[带框布局项列表]

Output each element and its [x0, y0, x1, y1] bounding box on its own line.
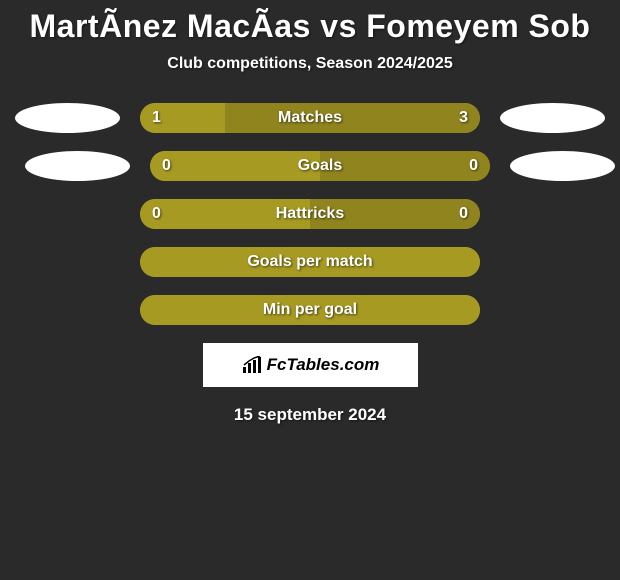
stat-value-right: 3 — [459, 109, 468, 127]
stat-label: Goals per match — [247, 253, 372, 271]
comparison-container: MartÃnez MacÃas vs Fomeyem Sob Club comp… — [0, 0, 620, 425]
page-subtitle: Club competitions, Season 2024/2025 — [0, 55, 620, 73]
stat-value-left: 0 — [152, 205, 161, 223]
player-right-ellipse — [510, 151, 615, 181]
stat-value-left: 1 — [152, 109, 161, 127]
logo-text: FcTables.com — [267, 355, 380, 375]
logo-box: FcTables.com — [203, 343, 418, 387]
stat-bar: 0 Hattricks 0 — [140, 199, 480, 229]
stat-row: 1 Matches 3 — [0, 103, 620, 133]
date-label: 15 september 2024 — [0, 405, 620, 425]
stat-label: Matches — [278, 109, 342, 127]
stat-bar: Min per goal — [140, 295, 480, 325]
stat-bar: Goals per match — [140, 247, 480, 277]
stat-bar: 0 Goals 0 — [150, 151, 490, 181]
stats-rows: 1 Matches 3 0 Goals 0 0 Hattricks 0 Goals per mat… — [0, 103, 620, 325]
stat-label: Hattricks — [276, 205, 344, 223]
stat-value-left: 0 — [162, 157, 171, 175]
stat-row: Goals per match — [0, 247, 620, 277]
stat-label: Min per goal — [263, 301, 357, 319]
stat-bar: 1 Matches 3 — [140, 103, 480, 133]
bar-left-fill — [150, 151, 320, 181]
chart-icon — [241, 356, 263, 374]
player-left-ellipse — [15, 103, 120, 133]
player-right-ellipse — [500, 103, 605, 133]
page-title: MartÃnez MacÃas vs Fomeyem Sob — [0, 8, 620, 45]
bar-right-fill — [320, 151, 490, 181]
bar-right-fill — [225, 103, 480, 133]
stat-value-right: 0 — [469, 157, 478, 175]
stat-row: 0 Goals 0 — [0, 151, 620, 181]
stat-row: 0 Hattricks 0 — [0, 199, 620, 229]
stat-value-right: 0 — [459, 205, 468, 223]
stat-label: Goals — [298, 157, 342, 175]
player-left-ellipse — [25, 151, 130, 181]
stat-row: Min per goal — [0, 295, 620, 325]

[任务说明]
请将上述全部记录逐行原样抄录，其中的图片行一律略去。

[输出结果]
Output each element and its [x0, y0, x1, y1] bounding box on its own line.
stat-value-right: 3 — [459, 109, 468, 127]
stat-label: Goals per match — [247, 253, 372, 271]
comparison-container: MartÃnez MacÃas vs Fomeyem Sob Club comp… — [0, 0, 620, 425]
page-subtitle: Club competitions, Season 2024/2025 — [0, 55, 620, 73]
stat-value-left: 0 — [152, 205, 161, 223]
player-right-ellipse — [510, 151, 615, 181]
stat-value-left: 1 — [152, 109, 161, 127]
logo-text: FcTables.com — [267, 355, 380, 375]
logo-box: FcTables.com — [203, 343, 418, 387]
stat-bar: 0 Hattricks 0 — [140, 199, 480, 229]
stat-row: 1 Matches 3 — [0, 103, 620, 133]
date-label: 15 september 2024 — [0, 405, 620, 425]
stat-label: Matches — [278, 109, 342, 127]
stat-bar: Min per goal — [140, 295, 480, 325]
stat-bar: Goals per match — [140, 247, 480, 277]
stat-bar: 0 Goals 0 — [150, 151, 490, 181]
stats-rows: 1 Matches 3 0 Goals 0 0 Hattricks 0 Goals per mat… — [0, 103, 620, 325]
stat-label: Hattricks — [276, 205, 344, 223]
stat-value-left: 0 — [162, 157, 171, 175]
stat-row: Goals per match — [0, 247, 620, 277]
stat-label: Min per goal — [263, 301, 357, 319]
stat-bar: 1 Matches 3 — [140, 103, 480, 133]
bar-left-fill — [150, 151, 320, 181]
chart-icon — [241, 356, 263, 374]
player-left-ellipse — [15, 103, 120, 133]
player-right-ellipse — [500, 103, 605, 133]
page-title: MartÃnez MacÃas vs Fomeyem Sob — [0, 8, 620, 45]
bar-right-fill — [320, 151, 490, 181]
bar-right-fill — [225, 103, 480, 133]
stat-value-right: 0 — [469, 157, 478, 175]
stat-row: 0 Goals 0 — [0, 151, 620, 181]
stat-row: 0 Hattricks 0 — [0, 199, 620, 229]
stat-value-right: 0 — [459, 205, 468, 223]
stat-label: Goals — [298, 157, 342, 175]
player-left-ellipse — [25, 151, 130, 181]
stat-row: Min per goal — [0, 295, 620, 325]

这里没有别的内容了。